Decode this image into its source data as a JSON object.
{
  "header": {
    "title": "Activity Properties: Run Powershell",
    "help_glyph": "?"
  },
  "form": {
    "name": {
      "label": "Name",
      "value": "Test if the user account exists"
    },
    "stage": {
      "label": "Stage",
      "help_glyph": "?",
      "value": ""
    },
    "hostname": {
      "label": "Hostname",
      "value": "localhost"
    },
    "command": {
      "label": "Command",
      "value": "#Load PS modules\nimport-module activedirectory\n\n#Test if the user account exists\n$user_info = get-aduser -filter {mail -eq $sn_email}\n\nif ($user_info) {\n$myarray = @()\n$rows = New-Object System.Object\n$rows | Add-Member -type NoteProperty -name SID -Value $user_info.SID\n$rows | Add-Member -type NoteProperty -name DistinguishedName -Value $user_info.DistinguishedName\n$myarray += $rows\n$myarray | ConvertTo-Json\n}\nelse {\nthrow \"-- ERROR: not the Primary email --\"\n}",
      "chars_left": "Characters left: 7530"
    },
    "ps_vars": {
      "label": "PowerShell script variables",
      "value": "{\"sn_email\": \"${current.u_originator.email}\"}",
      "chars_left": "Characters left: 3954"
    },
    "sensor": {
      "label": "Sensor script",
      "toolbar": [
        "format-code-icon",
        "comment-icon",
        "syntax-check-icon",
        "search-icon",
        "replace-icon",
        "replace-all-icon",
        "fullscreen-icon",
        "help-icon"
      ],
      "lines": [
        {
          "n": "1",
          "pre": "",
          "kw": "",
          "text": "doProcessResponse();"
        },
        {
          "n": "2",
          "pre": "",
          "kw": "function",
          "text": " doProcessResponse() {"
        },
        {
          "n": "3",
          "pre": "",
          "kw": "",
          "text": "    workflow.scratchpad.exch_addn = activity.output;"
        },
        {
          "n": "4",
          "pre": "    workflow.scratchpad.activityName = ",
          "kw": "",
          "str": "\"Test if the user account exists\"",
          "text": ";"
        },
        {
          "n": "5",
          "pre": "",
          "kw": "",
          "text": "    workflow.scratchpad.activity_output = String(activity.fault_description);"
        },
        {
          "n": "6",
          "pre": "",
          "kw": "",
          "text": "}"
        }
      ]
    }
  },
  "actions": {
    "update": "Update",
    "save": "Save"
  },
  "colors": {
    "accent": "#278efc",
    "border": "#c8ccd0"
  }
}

» Short task: From the data above, copy out every line with the string "scratchpad" in it.

» Exercise result:
          "text": "    workflow.scratchpad.exch_addn = activity.output;"
          "pre": "    workflow.scratchpad.activityName = ",
          "text": "    workflow.scratchpad.activity_output = String(activity.fault_description);"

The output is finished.